=== WHAT NEEDS TO BE DONE ===
Exclude any images and output the remaining records exactly.

=== Dataset entries on figures ===
——
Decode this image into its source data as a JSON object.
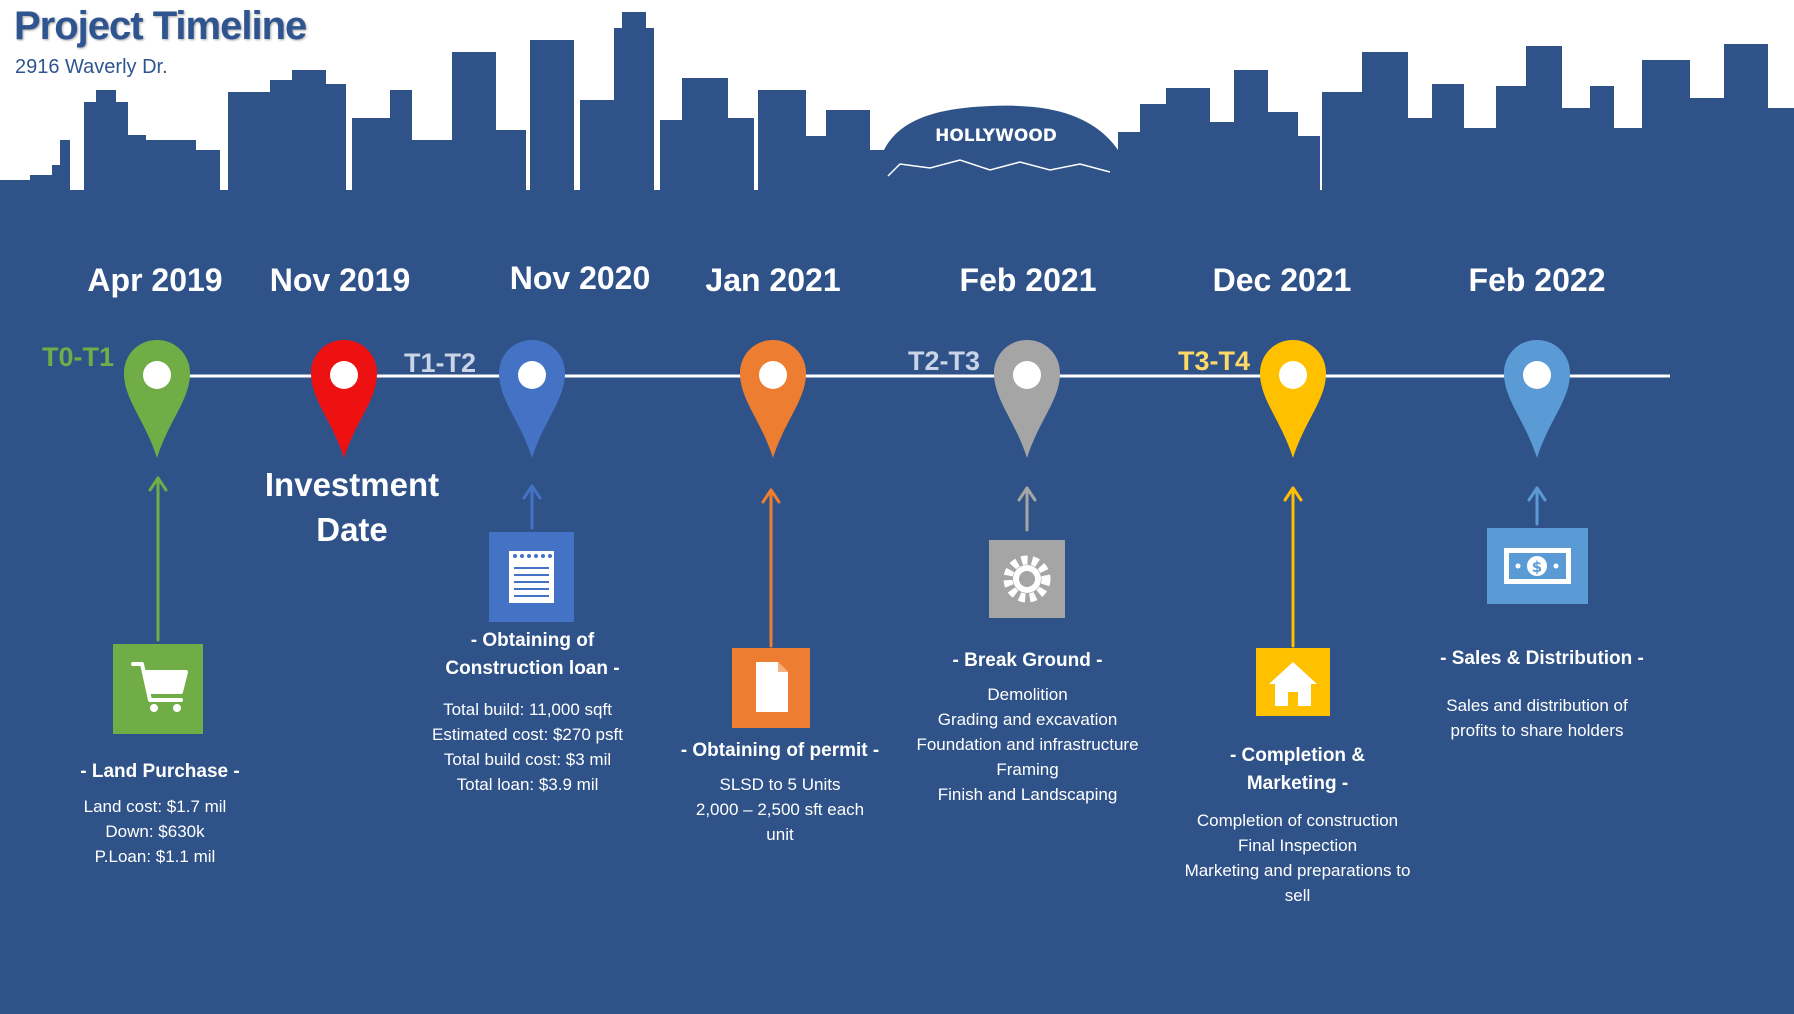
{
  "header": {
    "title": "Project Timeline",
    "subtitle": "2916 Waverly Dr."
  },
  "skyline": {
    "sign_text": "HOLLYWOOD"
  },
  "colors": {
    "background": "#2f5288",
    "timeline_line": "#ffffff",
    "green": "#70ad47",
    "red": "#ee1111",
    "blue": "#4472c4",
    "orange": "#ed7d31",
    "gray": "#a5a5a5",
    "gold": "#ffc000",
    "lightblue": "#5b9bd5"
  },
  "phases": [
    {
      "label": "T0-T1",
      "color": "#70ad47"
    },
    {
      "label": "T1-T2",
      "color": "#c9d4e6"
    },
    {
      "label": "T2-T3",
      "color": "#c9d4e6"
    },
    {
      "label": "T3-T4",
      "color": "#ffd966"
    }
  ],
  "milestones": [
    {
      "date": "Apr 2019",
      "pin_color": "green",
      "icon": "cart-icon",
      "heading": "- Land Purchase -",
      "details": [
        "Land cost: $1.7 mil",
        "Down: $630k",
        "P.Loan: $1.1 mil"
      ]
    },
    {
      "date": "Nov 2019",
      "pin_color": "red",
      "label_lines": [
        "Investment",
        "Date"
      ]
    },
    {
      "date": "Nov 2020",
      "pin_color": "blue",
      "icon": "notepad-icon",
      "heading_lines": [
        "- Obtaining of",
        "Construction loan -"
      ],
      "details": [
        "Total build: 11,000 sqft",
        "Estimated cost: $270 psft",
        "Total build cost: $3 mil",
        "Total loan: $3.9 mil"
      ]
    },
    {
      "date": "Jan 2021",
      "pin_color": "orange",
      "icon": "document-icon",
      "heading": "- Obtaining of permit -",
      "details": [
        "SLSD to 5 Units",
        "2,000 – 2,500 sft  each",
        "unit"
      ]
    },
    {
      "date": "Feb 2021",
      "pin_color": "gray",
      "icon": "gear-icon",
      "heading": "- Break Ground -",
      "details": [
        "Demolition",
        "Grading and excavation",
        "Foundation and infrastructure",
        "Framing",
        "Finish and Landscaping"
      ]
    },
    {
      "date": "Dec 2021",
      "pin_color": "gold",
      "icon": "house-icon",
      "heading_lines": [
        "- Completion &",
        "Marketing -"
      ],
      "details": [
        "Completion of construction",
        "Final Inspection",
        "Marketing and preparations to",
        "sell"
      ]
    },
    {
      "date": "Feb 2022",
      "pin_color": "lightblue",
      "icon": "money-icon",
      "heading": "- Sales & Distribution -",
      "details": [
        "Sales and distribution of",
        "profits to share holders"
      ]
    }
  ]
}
——
=== ANSWER IN FULL ===
Decode this image into its source data as a JSON object.
{
  "header": {
    "title": "Project Timeline",
    "subtitle": "2916 Waverly Dr."
  },
  "skyline": {
    "sign_text": "HOLLYWOOD"
  },
  "colors": {
    "background": "#2f5288",
    "timeline_line": "#ffffff",
    "green": "#70ad47",
    "red": "#ee1111",
    "blue": "#4472c4",
    "orange": "#ed7d31",
    "gray": "#a5a5a5",
    "gold": "#ffc000",
    "lightblue": "#5b9bd5"
  },
  "phases": [
    {
      "label": "T0-T1",
      "color": "#70ad47"
    },
    {
      "label": "T1-T2",
      "color": "#c9d4e6"
    },
    {
      "label": "T2-T3",
      "color": "#c9d4e6"
    },
    {
      "label": "T3-T4",
      "color": "#ffd966"
    }
  ],
  "milestones": [
    {
      "date": "Apr 2019",
      "pin_color": "green",
      "icon": "cart-icon",
      "heading": "- Land Purchase -",
      "details": [
        "Land cost: $1.7 mil",
        "Down: $630k",
        "P.Loan: $1.1 mil"
      ]
    },
    {
      "date": "Nov 2019",
      "pin_color": "red",
      "label_lines": [
        "Investment",
        "Date"
      ]
    },
    {
      "date": "Nov 2020",
      "pin_color": "blue",
      "icon": "notepad-icon",
      "heading_lines": [
        "- Obtaining of",
        "Construction loan -"
      ],
      "details": [
        "Total build: 11,000 sqft",
        "Estimated cost: $270 psft",
        "Total build cost: $3 mil",
        "Total loan: $3.9 mil"
      ]
    },
    {
      "date": "Jan 2021",
      "pin_color": "orange",
      "icon": "document-icon",
      "heading": "- Obtaining of permit -",
      "details": [
        "SLSD to 5 Units",
        "2,000 – 2,500 sft  each",
        "unit"
      ]
    },
    {
      "date": "Feb 2021",
      "pin_color": "gray",
      "icon": "gear-icon",
      "heading": "- Break Ground -",
      "details": [
        "Demolition",
        "Grading and excavation",
        "Foundation and infrastructure",
        "Framing",
        "Finish and Landscaping"
      ]
    },
    {
      "date": "Dec 2021",
      "pin_color": "gold",
      "icon": "house-icon",
      "heading_lines": [
        "- Completion &",
        "Marketing -"
      ],
      "details": [
        "Completion of construction",
        "Final Inspection",
        "Marketing and preparations to",
        "sell"
      ]
    },
    {
      "date": "Feb 2022",
      "pin_color": "lightblue",
      "icon": "money-icon",
      "heading": "- Sales & Distribution -",
      "details": [
        "Sales and distribution of",
        "profits to share holders"
      ]
    }
  ]
}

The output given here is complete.